====== Text shown ======

Focusing for this week, we want to highlight a very awesome builder in the Tezos ecosystem that we had the pleasure of meeting at Tez/Dev, Erwin Hoogerward, the founder of The Stack Report whom has built a beautiful data visualization platform for Tezos -- let's dive in.
Community Spotlight: The Stack Report
In this edition of the Tezos Community Spotlight, I had the exciting opportunity to sit down with Erwin Hoogerwoord, creator of The Stack Report — the powerful data visualization resource helping to tell the Tezos story to the world.
Erwin is a generative designer, a data scientist, and a builder of generative algorithms. He and the Stack Report team have made excellent progress toward their stated goal of creating, “THE data-driven visualization platform for analysis of the Tezos ecosystem” ever since The Stack Report went live in February of 2022.
During this time, Erwin has emerged as a key player in spreading the Tezos message to the masses, and the data visualizations he and The Stack Report team are generating have become a powerful new resource for showing off the astounding ongoing progress of the Tezos ecosystem. For these reasons and more, we’re all very excited to have Erwin doing his thing right here in the exciting Tezos space.

====== Records shown ======

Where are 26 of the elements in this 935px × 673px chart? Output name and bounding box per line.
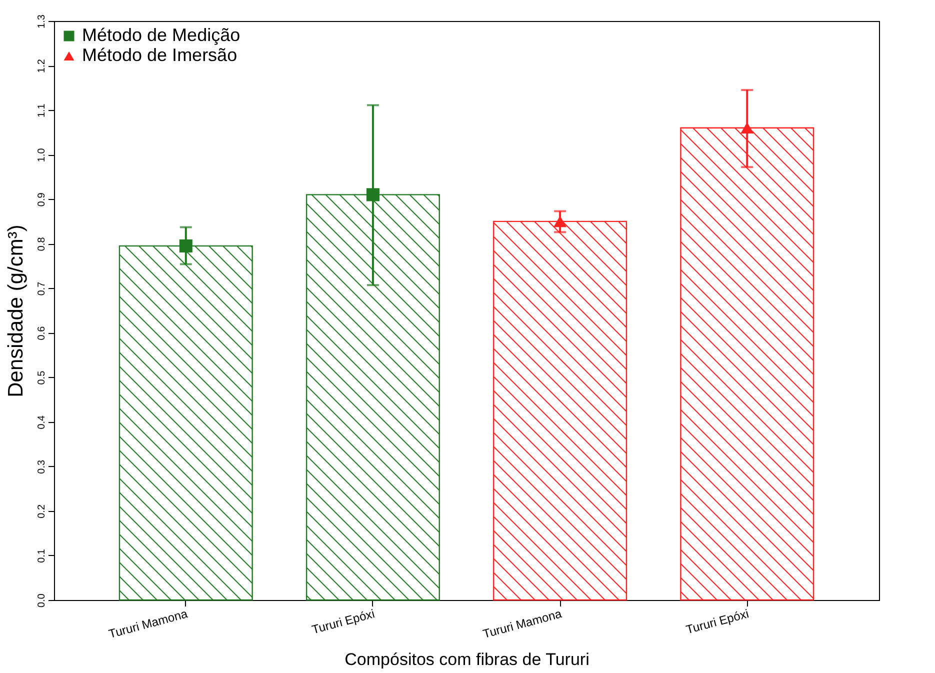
y-tick-label: 0.3 <box>36 460 48 474</box>
y-tick-label: 1.0 <box>36 148 48 162</box>
y-tick-label: 0.8 <box>36 236 48 252</box>
y-tick-label: 1.3 <box>36 14 48 28</box>
y-tick-label: 0.2 <box>36 504 48 518</box>
y-tick-label: 0.1 <box>36 548 48 563</box>
x-tick-label: Tururi Epóxi <box>684 606 750 637</box>
legend-label: Método de Medição <box>82 25 240 45</box>
point <box>366 188 380 202</box>
legend-label: Método de Imersão <box>82 45 238 65</box>
y-tick-label: 0.5 <box>36 370 48 385</box>
y-tick-label: 1.2 <box>36 58 48 73</box>
x-tick-label: Tururi Epóxi <box>310 606 376 637</box>
point <box>740 122 754 134</box>
y-tick-label: 0.9 <box>36 192 48 207</box>
y-tick-label: 0.0 <box>36 593 48 608</box>
point <box>179 239 192 252</box>
point <box>554 216 567 228</box>
x-tick-label: Tururi Mamona <box>107 606 190 642</box>
x-axis-title: Compósitos com fibras de Tururi <box>344 650 590 670</box>
y-tick-label: 0.7 <box>36 281 48 296</box>
y-tick-label: 0.4 <box>36 414 48 430</box>
y-axis-title: Densidade (g/cm³) <box>4 224 28 398</box>
y-tick-label: 1.1 <box>36 103 48 118</box>
x-tick-label: Tururi Mamona <box>481 606 564 642</box>
y-tick-label: 0.6 <box>36 326 48 340</box>
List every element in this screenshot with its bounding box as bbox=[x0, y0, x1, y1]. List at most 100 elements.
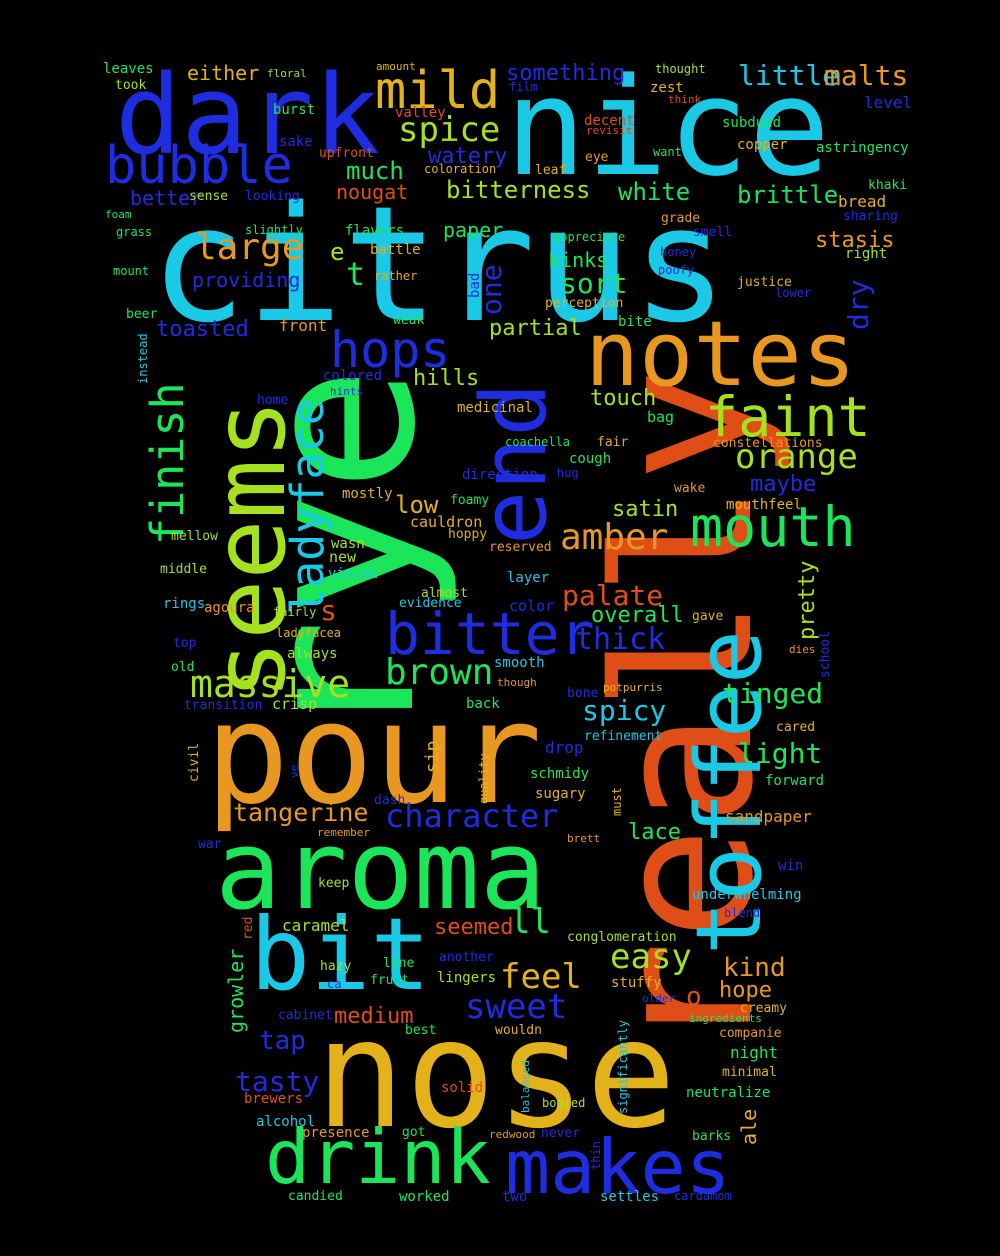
word-ladyface: ladyface bbox=[281, 398, 334, 615]
word-evidence: evidence bbox=[399, 596, 462, 611]
word-watery: watery bbox=[428, 144, 508, 169]
word-paper: paper bbox=[443, 218, 504, 242]
word-ingredients: ingredients bbox=[689, 1012, 762, 1025]
word-back: back bbox=[466, 696, 500, 712]
word-bubble: bubble bbox=[105, 136, 293, 196]
word-bone: bone bbox=[567, 686, 599, 701]
word-want: want bbox=[653, 145, 682, 159]
word-win: win bbox=[778, 858, 804, 874]
word-hops: hops bbox=[330, 321, 451, 379]
word-remember: remember bbox=[317, 826, 370, 839]
word-honey: honey bbox=[660, 245, 697, 259]
word-kinks: kinks bbox=[548, 248, 609, 272]
word-transition: transition bbox=[184, 698, 263, 713]
word-cauldron: cauldron bbox=[410, 513, 483, 531]
word-tinged: tinged bbox=[722, 677, 824, 710]
word-s: s bbox=[320, 594, 337, 627]
word-stuffy: stuffy bbox=[611, 975, 662, 991]
word-cared: cared bbox=[776, 720, 816, 735]
word-middle: middle bbox=[160, 562, 207, 577]
word-balanced: balanced bbox=[519, 1060, 532, 1113]
word-alcohol: alcohol bbox=[256, 1114, 316, 1130]
word-medicinal: medicinal bbox=[457, 400, 533, 416]
word-barks: barks bbox=[692, 1129, 732, 1144]
word-justice: justice bbox=[737, 275, 792, 290]
word-leaf: leaf bbox=[535, 163, 567, 178]
word-worked: worked bbox=[399, 1189, 450, 1205]
word-must: must bbox=[610, 787, 624, 816]
word-presence: presence bbox=[302, 1125, 370, 1141]
word-got: got bbox=[402, 1125, 426, 1140]
word-burst: burst bbox=[273, 102, 316, 118]
word-coachella: coachella bbox=[505, 435, 571, 449]
word-companie: companie bbox=[719, 1026, 782, 1041]
word-malts: malts bbox=[824, 59, 909, 92]
word-feel: feel bbox=[500, 957, 582, 997]
word-quality: quality bbox=[477, 753, 491, 804]
word-fairly: fairly bbox=[273, 605, 317, 619]
word-wasn: wasn bbox=[331, 536, 365, 552]
word-red: red bbox=[241, 916, 256, 940]
word-film: film bbox=[509, 80, 538, 94]
word-school: school bbox=[818, 631, 833, 678]
word-cardamom: cardamom bbox=[674, 1189, 732, 1203]
word-direction: direction bbox=[462, 467, 538, 483]
word-bitter: bitter bbox=[385, 600, 595, 668]
word-satin: satin bbox=[612, 497, 679, 522]
word-kind: kind bbox=[723, 953, 786, 983]
word-bit: bit bbox=[250, 896, 431, 1013]
word-creamy: creamy bbox=[740, 1001, 787, 1016]
word-finish: finish bbox=[141, 382, 194, 545]
word-bite: bite bbox=[618, 314, 652, 330]
word-color: color bbox=[509, 597, 555, 615]
word-little: little bbox=[738, 59, 840, 92]
word-gave: gave bbox=[692, 609, 724, 624]
word-much: much bbox=[346, 157, 404, 185]
word-orange: orange bbox=[735, 437, 858, 477]
word-level: level bbox=[864, 93, 913, 112]
word-sugary: sugary bbox=[535, 786, 586, 802]
word-providing: providing bbox=[192, 268, 301, 292]
word-tasty: tasty bbox=[235, 1065, 320, 1098]
word-candied: candied bbox=[288, 1189, 343, 1204]
word-schmidy: schmidy bbox=[530, 766, 590, 782]
word-night: night bbox=[730, 1043, 779, 1062]
word-rings: rings bbox=[163, 596, 206, 612]
word-zest: zest bbox=[650, 80, 684, 96]
word-hints: hints bbox=[330, 385, 364, 398]
word-older: older bbox=[642, 992, 676, 1005]
word-ale: ale bbox=[737, 1108, 761, 1145]
word-brittle: brittle bbox=[737, 181, 839, 209]
word-colored: colored bbox=[323, 368, 383, 384]
word-makes: makes bbox=[505, 1123, 731, 1211]
word-almost: almost bbox=[421, 586, 468, 601]
word-always: always bbox=[287, 646, 338, 662]
word-dry: dry bbox=[842, 279, 875, 330]
word-partial: partial bbox=[489, 316, 582, 341]
word-grass: grass bbox=[116, 225, 153, 239]
word-though: though bbox=[497, 676, 537, 689]
word-growler: growler bbox=[224, 948, 248, 1033]
word-blend: blend bbox=[724, 906, 761, 920]
word-old: old bbox=[171, 660, 195, 675]
word-spicy: spicy bbox=[582, 694, 667, 727]
word-sandpaper: sandpaper bbox=[725, 807, 812, 826]
word-t: t bbox=[346, 255, 366, 293]
word-sip: sip bbox=[422, 740, 443, 773]
word-massive: massive bbox=[190, 662, 351, 706]
word-foam: foam bbox=[105, 208, 132, 221]
word-caramel: caramel bbox=[282, 916, 350, 935]
word-keep: keep bbox=[318, 876, 350, 891]
word-home: home bbox=[257, 393, 289, 408]
word-thought: thought bbox=[655, 62, 706, 76]
word-aroma: aroma bbox=[215, 806, 547, 934]
word-mount: mount bbox=[113, 264, 150, 278]
word-significantly: significantly bbox=[616, 1020, 630, 1114]
word-neutralize: neutralize bbox=[686, 1085, 771, 1101]
word-eye: eye bbox=[585, 150, 609, 165]
word-dash: dash bbox=[374, 793, 406, 808]
word-fair: fair bbox=[597, 435, 629, 450]
word-dies: dies bbox=[789, 643, 816, 656]
word-character: character bbox=[385, 797, 559, 835]
word-nougat: nougat bbox=[336, 180, 409, 204]
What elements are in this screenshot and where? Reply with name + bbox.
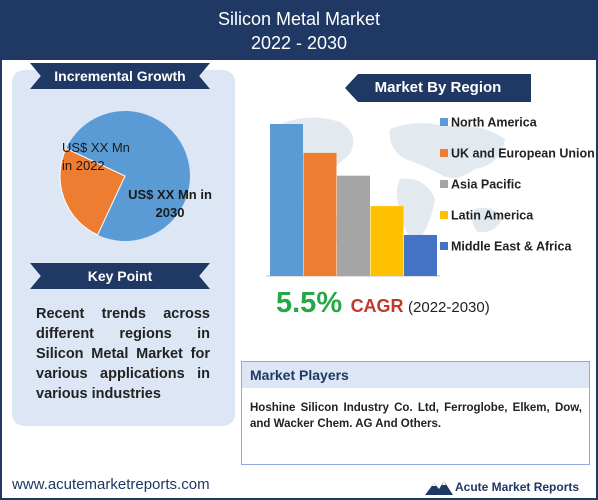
cagr-label: CAGR [350, 296, 404, 316]
pie-slice-2022 [59, 147, 126, 236]
legend-swatch [440, 180, 448, 188]
company-logo: Acute Market Reports [425, 478, 579, 496]
pie-label-2030: US$ XX Mn in 2030 [128, 187, 212, 220]
bar-north-america [270, 124, 303, 276]
bar-uk-and-european-union [303, 152, 337, 276]
incremental-growth-heading: Incremental Growth [30, 63, 210, 89]
market-by-region-bar-chart: North America UK and European Union Asia P… [266, 116, 595, 277]
page-title: Silicon Metal Market [217, 9, 381, 29]
legend-swatch [440, 149, 448, 157]
key-point-heading: Key Point [30, 263, 210, 289]
legend-label: North America [451, 116, 538, 130]
incremental-growth-pie-chart [59, 111, 190, 241]
bar-series [270, 124, 437, 276]
market-by-region-heading: Market By Region [345, 74, 531, 102]
bar-latin-america [370, 206, 404, 276]
cagr-value: 5.5% [276, 287, 343, 319]
bar-middle-east-africa [404, 234, 437, 276]
market-players-box: Market Players Hoshine Silicon Industry … [241, 361, 590, 465]
legend-swatch [440, 211, 448, 219]
cagr-stat: 5.5% CAGR (2022-2030) [276, 287, 490, 320]
cagr-period: (2022-2030) [408, 299, 490, 316]
legend-swatch [440, 118, 448, 126]
legend-label: Asia Pacific [451, 178, 521, 192]
pie-label-2022: US$ XX Mn in 2022 [62, 140, 130, 173]
legend-swatch [440, 242, 448, 250]
logo-text: Acute Market Reports [455, 480, 580, 494]
website-link[interactable]: www.acutemarketreports.com [12, 476, 210, 493]
market-players-text: Hoshine Silicon Industry Co. Ltd, Ferrog… [250, 402, 582, 430]
header-banner: Silicon Metal Market 2022 - 2030 [2, 2, 596, 60]
market-players-header [242, 362, 589, 388]
legend-label: Latin America [451, 209, 534, 223]
chart-legend: North America UK and European Union Asia P… [440, 116, 595, 254]
key-point-text: Recent trends across different regions i… [36, 306, 210, 402]
legend-label: UK and European Union [451, 147, 595, 161]
market-players-heading: Market Players [250, 367, 349, 383]
pie-slice-2030 [66, 111, 190, 241]
bar-asia-pacific [337, 175, 370, 276]
mountain-logo-icon [425, 481, 453, 495]
page-period: 2022 - 2030 [250, 33, 348, 53]
legend-label: Middle East & Africa [451, 240, 572, 254]
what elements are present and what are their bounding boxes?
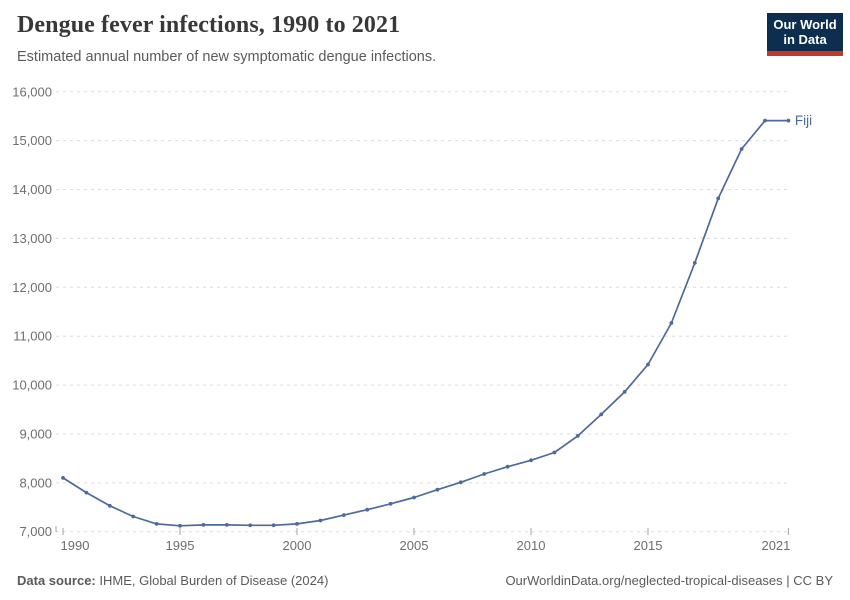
data-point[interactable] [107,503,112,508]
data-point[interactable] [529,458,533,463]
data-point[interactable] [248,523,253,528]
data-point[interactable] [224,523,229,527]
data-point[interactable] [295,522,299,526]
data-point[interactable] [622,390,627,394]
data-point[interactable] [646,362,650,367]
y-axis-tick-label: 10,000 [12,378,52,393]
data-point[interactable] [505,464,510,469]
data-point[interactable] [412,495,416,500]
y-axis-tick-label: 13,000 [12,231,52,246]
data-point[interactable] [61,476,65,480]
data-point[interactable] [763,118,767,123]
data-point[interactable] [482,472,487,476]
y-axis-tick-label: 9,000 [19,426,52,441]
credit-line: OurWorldinData.org/neglected-tropical-di… [505,573,833,588]
series-line-fiji[interactable] [62,119,790,527]
data-point[interactable] [318,518,323,523]
owid-logo-line1: Our World [773,16,837,32]
owid-logo-line2: in Data [783,32,827,47]
data-point[interactable] [716,196,721,201]
data-point[interactable] [599,412,604,417]
data-point[interactable] [365,507,370,512]
data-point[interactable] [692,261,697,265]
y-axis-tick-label: 15,000 [12,133,52,148]
data-source: Data source: IHME, Global Burden of Dise… [17,573,328,588]
data-point[interactable] [388,501,393,506]
x-axis-tick-label: 1995 [166,538,195,553]
y-axis-tick-label: 14,000 [12,182,52,197]
owid-logo: Our World in Data [767,13,843,56]
line-chart: 7,000 8,000 9,000 10,000 11,000 12,000 13,000 1… [12,84,812,553]
series-label-fiji[interactable]: Fiji [795,113,812,128]
data-point[interactable] [84,490,89,495]
page-title: Dengue fever infections, 1990 to 2021 [17,12,401,38]
x-axis-tick-label: 2021 [761,538,790,553]
x-axis-tick-label: 2015 [634,538,663,553]
chart-footer: Data source: IHME, Global Burden of Dise… [17,573,833,588]
x-axis-tick-label: 2010 [517,538,546,553]
data-point[interactable] [178,523,182,528]
data-point[interactable] [786,118,791,123]
data-point[interactable] [131,514,136,519]
x-axis-tick-label: 1990 [61,538,90,553]
data-point[interactable] [552,450,557,455]
data-source-text: IHME, Global Burden of Disease (2024) [95,573,329,588]
y-axis-tick-label: 8,000 [19,475,52,490]
y-axis-tick-label: 16,000 [12,84,52,99]
data-point[interactable] [201,523,206,527]
data-source-label: Data source: [17,573,96,588]
data-point[interactable] [435,487,440,492]
chart-subtitle: Estimated annual number of new symptomat… [17,49,437,65]
data-point[interactable] [458,480,463,485]
y-axis-tick-label: 12,000 [12,280,52,295]
data-point[interactable] [739,147,744,151]
x-axis-tick-label: 2005 [400,538,429,553]
y-axis-tick-label: 11,000 [13,329,52,344]
data-point[interactable] [575,434,580,438]
data-point[interactable] [669,321,674,325]
data-point[interactable] [341,513,346,517]
y-axis-tick-label: 7,000 [19,524,52,539]
data-point[interactable] [154,522,159,526]
data-point[interactable] [271,523,276,528]
x-axis-tick-label: 2000 [283,538,312,553]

======

Problem A
List the three roles that the Tezos spotlight text uses to describe Erwin in the sentence that begins "Erwin is a generative designer".
Problem B
Copy out the rows word for word, starting with the line containing "word-ladyface: ladyface bbox=[281, 398, 334, 615]" and going on through the line containing "word-bubble: bubble bbox=[105, 136, 293, 196]".

Exercise result A
- generative designer
- data scientist
- builder of generative algorithms

Exercise result B
word-ladyface: ladyface bbox=[281, 398, 334, 615]
word-evidence: evidence bbox=[399, 596, 462, 611]
word-watery: watery bbox=[428, 144, 508, 169]
word-paper: paper bbox=[443, 218, 504, 242]
word-ingredients: ingredients bbox=[689, 1012, 762, 1025]
word-back: back bbox=[466, 696, 500, 712]
word-bubble: bubble bbox=[105, 136, 293, 196]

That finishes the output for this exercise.